* [SUPPLIED MATERIAL]:
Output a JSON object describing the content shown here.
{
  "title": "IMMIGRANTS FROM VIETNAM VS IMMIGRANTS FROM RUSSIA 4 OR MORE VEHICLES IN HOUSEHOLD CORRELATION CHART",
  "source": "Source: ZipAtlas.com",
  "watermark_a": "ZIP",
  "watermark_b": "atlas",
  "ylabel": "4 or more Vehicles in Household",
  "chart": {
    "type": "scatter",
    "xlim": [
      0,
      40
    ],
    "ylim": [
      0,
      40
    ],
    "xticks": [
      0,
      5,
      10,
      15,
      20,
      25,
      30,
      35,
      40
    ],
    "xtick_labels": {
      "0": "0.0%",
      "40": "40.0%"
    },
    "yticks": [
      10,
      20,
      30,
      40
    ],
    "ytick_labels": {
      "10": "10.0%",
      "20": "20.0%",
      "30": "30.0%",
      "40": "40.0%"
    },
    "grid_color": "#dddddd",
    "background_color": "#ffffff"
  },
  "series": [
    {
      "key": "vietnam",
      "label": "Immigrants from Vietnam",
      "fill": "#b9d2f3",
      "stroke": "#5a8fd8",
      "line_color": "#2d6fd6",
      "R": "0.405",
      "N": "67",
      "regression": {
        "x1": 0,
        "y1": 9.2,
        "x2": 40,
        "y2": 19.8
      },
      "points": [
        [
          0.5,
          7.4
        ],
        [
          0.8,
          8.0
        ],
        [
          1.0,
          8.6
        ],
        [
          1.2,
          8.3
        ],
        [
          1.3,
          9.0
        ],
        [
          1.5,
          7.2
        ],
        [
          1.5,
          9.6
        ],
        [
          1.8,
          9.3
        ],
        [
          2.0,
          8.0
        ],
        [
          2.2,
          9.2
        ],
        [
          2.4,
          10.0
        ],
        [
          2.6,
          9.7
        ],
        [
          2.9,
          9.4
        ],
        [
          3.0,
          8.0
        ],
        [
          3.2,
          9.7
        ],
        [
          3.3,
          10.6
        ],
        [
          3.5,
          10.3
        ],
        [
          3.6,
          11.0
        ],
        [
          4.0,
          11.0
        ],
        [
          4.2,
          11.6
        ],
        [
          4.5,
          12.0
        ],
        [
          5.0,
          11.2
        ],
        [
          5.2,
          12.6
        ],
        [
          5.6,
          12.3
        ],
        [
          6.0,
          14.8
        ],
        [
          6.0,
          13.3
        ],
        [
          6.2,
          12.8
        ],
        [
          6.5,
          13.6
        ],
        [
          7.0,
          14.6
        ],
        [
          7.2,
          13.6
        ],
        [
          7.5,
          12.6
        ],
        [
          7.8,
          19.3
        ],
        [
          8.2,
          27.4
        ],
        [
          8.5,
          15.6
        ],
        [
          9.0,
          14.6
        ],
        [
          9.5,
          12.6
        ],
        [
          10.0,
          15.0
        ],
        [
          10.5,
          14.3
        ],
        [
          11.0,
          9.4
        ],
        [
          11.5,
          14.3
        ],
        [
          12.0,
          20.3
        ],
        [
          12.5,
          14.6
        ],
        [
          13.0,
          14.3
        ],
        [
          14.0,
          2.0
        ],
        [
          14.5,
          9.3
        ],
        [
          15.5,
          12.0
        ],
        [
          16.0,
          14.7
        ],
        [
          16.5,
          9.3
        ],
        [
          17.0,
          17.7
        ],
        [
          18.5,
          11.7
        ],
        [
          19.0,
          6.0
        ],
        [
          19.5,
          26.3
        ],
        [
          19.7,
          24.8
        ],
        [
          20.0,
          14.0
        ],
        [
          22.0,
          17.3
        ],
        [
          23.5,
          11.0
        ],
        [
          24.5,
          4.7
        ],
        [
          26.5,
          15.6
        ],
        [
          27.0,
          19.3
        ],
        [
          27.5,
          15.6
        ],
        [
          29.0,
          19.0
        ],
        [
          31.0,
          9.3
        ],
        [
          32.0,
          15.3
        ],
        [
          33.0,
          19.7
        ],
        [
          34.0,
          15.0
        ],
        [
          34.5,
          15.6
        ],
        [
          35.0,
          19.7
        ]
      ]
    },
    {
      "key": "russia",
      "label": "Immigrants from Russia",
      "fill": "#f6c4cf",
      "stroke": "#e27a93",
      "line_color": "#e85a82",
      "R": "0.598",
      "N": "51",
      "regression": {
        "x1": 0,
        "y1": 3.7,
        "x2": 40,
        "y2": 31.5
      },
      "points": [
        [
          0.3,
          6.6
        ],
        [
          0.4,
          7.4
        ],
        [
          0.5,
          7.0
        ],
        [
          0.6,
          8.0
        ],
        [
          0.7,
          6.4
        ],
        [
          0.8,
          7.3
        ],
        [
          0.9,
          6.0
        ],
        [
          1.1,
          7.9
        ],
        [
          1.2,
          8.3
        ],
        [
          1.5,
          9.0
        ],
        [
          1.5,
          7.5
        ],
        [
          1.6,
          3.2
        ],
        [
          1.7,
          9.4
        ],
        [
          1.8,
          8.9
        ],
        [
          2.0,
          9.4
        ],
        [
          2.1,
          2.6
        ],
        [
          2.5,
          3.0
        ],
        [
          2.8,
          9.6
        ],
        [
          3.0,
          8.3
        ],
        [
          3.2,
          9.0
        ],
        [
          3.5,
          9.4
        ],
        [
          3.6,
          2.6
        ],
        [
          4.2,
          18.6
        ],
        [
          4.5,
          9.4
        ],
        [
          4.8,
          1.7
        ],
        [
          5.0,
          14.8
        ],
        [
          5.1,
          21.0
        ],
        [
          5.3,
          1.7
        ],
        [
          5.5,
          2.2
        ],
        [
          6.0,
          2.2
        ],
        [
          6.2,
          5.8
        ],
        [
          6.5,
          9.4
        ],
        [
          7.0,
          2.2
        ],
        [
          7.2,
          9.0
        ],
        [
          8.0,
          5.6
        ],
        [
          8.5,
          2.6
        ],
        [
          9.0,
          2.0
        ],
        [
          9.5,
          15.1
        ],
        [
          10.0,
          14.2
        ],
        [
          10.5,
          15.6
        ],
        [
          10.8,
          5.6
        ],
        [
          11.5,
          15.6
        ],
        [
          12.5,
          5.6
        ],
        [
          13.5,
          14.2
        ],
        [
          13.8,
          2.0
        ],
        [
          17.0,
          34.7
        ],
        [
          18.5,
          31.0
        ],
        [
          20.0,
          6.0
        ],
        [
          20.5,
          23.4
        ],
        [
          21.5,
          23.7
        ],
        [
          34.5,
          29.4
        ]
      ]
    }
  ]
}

* [PROBLEM REQUIREMENTS]: Would you reproduce all the entries exactly?

* [FULL ANSWER]:
Output a JSON object describing the content shown here.
{
  "title": "IMMIGRANTS FROM VIETNAM VS IMMIGRANTS FROM RUSSIA 4 OR MORE VEHICLES IN HOUSEHOLD CORRELATION CHART",
  "source": "Source: ZipAtlas.com",
  "watermark_a": "ZIP",
  "watermark_b": "atlas",
  "ylabel": "4 or more Vehicles in Household",
  "chart": {
    "type": "scatter",
    "xlim": [
      0,
      40
    ],
    "ylim": [
      0,
      40
    ],
    "xticks": [
      0,
      5,
      10,
      15,
      20,
      25,
      30,
      35,
      40
    ],
    "xtick_labels": {
      "0": "0.0%",
      "40": "40.0%"
    },
    "yticks": [
      10,
      20,
      30,
      40
    ],
    "ytick_labels": {
      "10": "10.0%",
      "20": "20.0%",
      "30": "30.0%",
      "40": "40.0%"
    },
    "grid_color": "#dddddd",
    "background_color": "#ffffff"
  },
  "series": [
    {
      "key": "vietnam",
      "label": "Immigrants from Vietnam",
      "fill": "#b9d2f3",
      "stroke": "#5a8fd8",
      "line_color": "#2d6fd6",
      "R": "0.405",
      "N": "67",
      "regression": {
        "x1": 0,
        "y1": 9.2,
        "x2": 40,
        "y2": 19.8
      },
      "points": [
        [
          0.5,
          7.4
        ],
        [
          0.8,
          8.0
        ],
        [
          1.0,
          8.6
        ],
        [
          1.2,
          8.3
        ],
        [
          1.3,
          9.0
        ],
        [
          1.5,
          7.2
        ],
        [
          1.5,
          9.6
        ],
        [
          1.8,
          9.3
        ],
        [
          2.0,
          8.0
        ],
        [
          2.2,
          9.2
        ],
        [
          2.4,
          10.0
        ],
        [
          2.6,
          9.7
        ],
        [
          2.9,
          9.4
        ],
        [
          3.0,
          8.0
        ],
        [
          3.2,
          9.7
        ],
        [
          3.3,
          10.6
        ],
        [
          3.5,
          10.3
        ],
        [
          3.6,
          11.0
        ],
        [
          4.0,
          11.0
        ],
        [
          4.2,
          11.6
        ],
        [
          4.5,
          12.0
        ],
        [
          5.0,
          11.2
        ],
        [
          5.2,
          12.6
        ],
        [
          5.6,
          12.3
        ],
        [
          6.0,
          14.8
        ],
        [
          6.0,
          13.3
        ],
        [
          6.2,
          12.8
        ],
        [
          6.5,
          13.6
        ],
        [
          7.0,
          14.6
        ],
        [
          7.2,
          13.6
        ],
        [
          7.5,
          12.6
        ],
        [
          7.8,
          19.3
        ],
        [
          8.2,
          27.4
        ],
        [
          8.5,
          15.6
        ],
        [
          9.0,
          14.6
        ],
        [
          9.5,
          12.6
        ],
        [
          10.0,
          15.0
        ],
        [
          10.5,
          14.3
        ],
        [
          11.0,
          9.4
        ],
        [
          11.5,
          14.3
        ],
        [
          12.0,
          20.3
        ],
        [
          12.5,
          14.6
        ],
        [
          13.0,
          14.3
        ],
        [
          14.0,
          2.0
        ],
        [
          14.5,
          9.3
        ],
        [
          15.5,
          12.0
        ],
        [
          16.0,
          14.7
        ],
        [
          16.5,
          9.3
        ],
        [
          17.0,
          17.7
        ],
        [
          18.5,
          11.7
        ],
        [
          19.0,
          6.0
        ],
        [
          19.5,
          26.3
        ],
        [
          19.7,
          24.8
        ],
        [
          20.0,
          14.0
        ],
        [
          22.0,
          17.3
        ],
        [
          23.5,
          11.0
        ],
        [
          24.5,
          4.7
        ],
        [
          26.5,
          15.6
        ],
        [
          27.0,
          19.3
        ],
        [
          27.5,
          15.6
        ],
        [
          29.0,
          19.0
        ],
        [
          31.0,
          9.3
        ],
        [
          32.0,
          15.3
        ],
        [
          33.0,
          19.7
        ],
        [
          34.0,
          15.0
        ],
        [
          34.5,
          15.6
        ],
        [
          35.0,
          19.7
        ]
      ]
    },
    {
      "key": "russia",
      "label": "Immigrants from Russia",
      "fill": "#f6c4cf",
      "stroke": "#e27a93",
      "line_color": "#e85a82",
      "R": "0.598",
      "N": "51",
      "regression": {
        "x1": 0,
        "y1": 3.7,
        "x2": 40,
        "y2": 31.5
      },
      "points": [
        [
          0.3,
          6.6
        ],
        [
          0.4,
          7.4
        ],
        [
          0.5,
          7.0
        ],
        [
          0.6,
          8.0
        ],
        [
          0.7,
          6.4
        ],
        [
          0.8,
          7.3
        ],
        [
          0.9,
          6.0
        ],
        [
          1.1,
          7.9
        ],
        [
          1.2,
          8.3
        ],
        [
          1.5,
          9.0
        ],
        [
          1.5,
          7.5
        ],
        [
          1.6,
          3.2
        ],
        [
          1.7,
          9.4
        ],
        [
          1.8,
          8.9
        ],
        [
          2.0,
          9.4
        ],
        [
          2.1,
          2.6
        ],
        [
          2.5,
          3.0
        ],
        [
          2.8,
          9.6
        ],
        [
          3.0,
          8.3
        ],
        [
          3.2,
          9.0
        ],
        [
          3.5,
          9.4
        ],
        [
          3.6,
          2.6
        ],
        [
          4.2,
          18.6
        ],
        [
          4.5,
          9.4
        ],
        [
          4.8,
          1.7
        ],
        [
          5.0,
          14.8
        ],
        [
          5.1,
          21.0
        ],
        [
          5.3,
          1.7
        ],
        [
          5.5,
          2.2
        ],
        [
          6.0,
          2.2
        ],
        [
          6.2,
          5.8
        ],
        [
          6.5,
          9.4
        ],
        [
          7.0,
          2.2
        ],
        [
          7.2,
          9.0
        ],
        [
          8.0,
          5.6
        ],
        [
          8.5,
          2.6
        ],
        [
          9.0,
          2.0
        ],
        [
          9.5,
          15.1
        ],
        [
          10.0,
          14.2
        ],
        [
          10.5,
          15.6
        ],
        [
          10.8,
          5.6
        ],
        [
          11.5,
          15.6
        ],
        [
          12.5,
          5.6
        ],
        [
          13.5,
          14.2
        ],
        [
          13.8,
          2.0
        ],
        [
          17.0,
          34.7
        ],
        [
          18.5,
          31.0
        ],
        [
          20.0,
          6.0
        ],
        [
          20.5,
          23.4
        ],
        [
          21.5,
          23.7
        ],
        [
          34.5,
          29.4
        ]
      ]
    }
  ]
}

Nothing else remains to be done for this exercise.